(Recorded data)
+ + +
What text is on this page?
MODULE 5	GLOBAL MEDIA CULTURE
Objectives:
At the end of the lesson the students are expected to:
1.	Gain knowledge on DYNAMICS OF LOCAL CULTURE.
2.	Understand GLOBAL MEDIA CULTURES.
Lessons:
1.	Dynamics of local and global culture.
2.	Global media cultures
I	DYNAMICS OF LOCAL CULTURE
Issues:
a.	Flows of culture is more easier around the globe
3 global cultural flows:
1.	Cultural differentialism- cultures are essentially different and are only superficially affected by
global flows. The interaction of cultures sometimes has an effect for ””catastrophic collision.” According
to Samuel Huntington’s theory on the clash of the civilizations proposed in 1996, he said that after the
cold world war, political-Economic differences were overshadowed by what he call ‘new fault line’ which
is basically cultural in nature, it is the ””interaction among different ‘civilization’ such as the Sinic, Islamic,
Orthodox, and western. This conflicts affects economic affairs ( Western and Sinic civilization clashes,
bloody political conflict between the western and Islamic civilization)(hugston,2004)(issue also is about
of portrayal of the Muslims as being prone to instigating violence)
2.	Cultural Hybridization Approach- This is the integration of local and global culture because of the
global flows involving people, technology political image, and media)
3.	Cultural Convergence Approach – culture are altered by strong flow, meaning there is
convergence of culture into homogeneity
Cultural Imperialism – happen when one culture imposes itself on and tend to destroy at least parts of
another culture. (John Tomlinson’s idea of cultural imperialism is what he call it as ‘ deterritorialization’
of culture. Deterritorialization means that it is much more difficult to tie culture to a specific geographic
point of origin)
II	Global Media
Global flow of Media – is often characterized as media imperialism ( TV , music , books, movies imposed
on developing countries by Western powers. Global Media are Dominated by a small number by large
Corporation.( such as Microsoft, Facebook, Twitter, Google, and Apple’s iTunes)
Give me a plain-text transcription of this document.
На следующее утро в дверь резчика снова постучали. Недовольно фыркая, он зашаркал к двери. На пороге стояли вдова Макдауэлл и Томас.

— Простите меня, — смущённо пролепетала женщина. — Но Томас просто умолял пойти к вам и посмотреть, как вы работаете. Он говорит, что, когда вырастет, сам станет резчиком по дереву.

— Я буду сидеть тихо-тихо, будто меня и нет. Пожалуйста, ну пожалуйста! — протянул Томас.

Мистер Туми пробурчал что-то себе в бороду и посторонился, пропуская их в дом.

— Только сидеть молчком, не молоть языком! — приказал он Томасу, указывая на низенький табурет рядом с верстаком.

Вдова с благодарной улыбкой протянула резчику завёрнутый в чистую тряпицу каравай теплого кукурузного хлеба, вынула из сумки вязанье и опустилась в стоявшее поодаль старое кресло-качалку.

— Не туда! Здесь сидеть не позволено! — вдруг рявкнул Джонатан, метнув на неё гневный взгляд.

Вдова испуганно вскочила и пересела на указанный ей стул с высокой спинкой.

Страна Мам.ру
+ + +
Task to carry out ->
Recopy the whole listing exactly.

Task solution ->
What text is on this page?
MODULE 5	GLOBAL MEDIA CULTURE
Objectives:
At the end of the lesson the students are expected to:
1.	Gain knowledge on DYNAMICS OF LOCAL CULTURE.
2.	Understand GLOBAL MEDIA CULTURES.
Lessons:
1.	Dynamics of local and global culture.
2.	Global media cultures
I	DYNAMICS OF LOCAL CULTURE
Issues:
a.	Flows of culture is more easier around the globe
3 global cultural flows:
1.	Cultural differentialism- cultures are essentially different and are only superficially affected by
global flows. The interaction of cultures sometimes has an effect for ””catastrophic collision.” According
to Samuel Huntington’s theory on the clash of the civilizations proposed in 1996, he said that after the
cold world war, political-Economic differences were overshadowed by what he call ‘new fault line’ which
is basically cultural in nature, it is the ””interaction among different ‘civilization’ such as the Sinic, Islamic,
Orthodox, and western. This conflicts affects economic affairs ( Western and Sinic civilization clashes,
bloody political conflict between the western and Islamic civilization)(hugston,2004)(issue also is about
of portrayal of the Muslims as being prone to instigating violence)
2.	Cultural Hybridization Approach- This is the integration of local and global culture because of the
global flows involving people, technology political image, and media)
3.	Cultural Convergence Approach – culture are altered by strong flow, meaning there is
convergence of culture into homogeneity
Cultural Imperialism – happen when one culture imposes itself on and tend to destroy at least parts of
another culture. (John Tomlinson’s idea of cultural imperialism is what he call it as ‘ deterritorialization’
of culture. Deterritorialization means that it is much more difficult to tie culture to a specific geographic
point of origin)
II	Global Media
Global flow of Media – is often characterized as media imperialism ( TV , music , books, movies imposed
on developing countries by Western powers. Global Media are Dominated by a small number by large
Corporation.( such as Microsoft, Facebook, Twitter, Google, and Apple’s iTunes)
Give me a plain-text transcription of this document.
На следующее утро в дверь резчика снова постучали. Недовольно фыркая, он зашаркал к двери. На пороге стояли вдова Макдауэлл и Томас.

— Простите меня, — смущённо пролепетала женщина. — Но Томас просто умолял пойти к вам и посмотреть, как вы работаете. Он говорит, что, когда вырастет, сам станет резчиком по дереву.

— Я буду сидеть тихо-тихо, будто меня и нет. Пожалуйста, ну пожалуйста! — протянул Томас.

Мистер Туми пробурчал что-то себе в бороду и посторонился, пропуская их в дом.

— Только сидеть молчком, не молоть языком! — приказал он Томасу, указывая на низенький табурет рядом с верстаком.

Вдова с благодарной улыбкой протянула резчику завёрнутый в чистую тряпицу каравай теплого кукурузного хлеба, вынула из сумки вязанье и опустилась в стоявшее поодаль старое кресло-качалку.

— Не туда! Здесь сидеть не позволено! — вдруг рявкнул Джонатан, метнув на неё гневный взгляд.

Вдова испуганно вскочила и пересела на указанный ей стул с высокой спинкой.

Страна Мам.ру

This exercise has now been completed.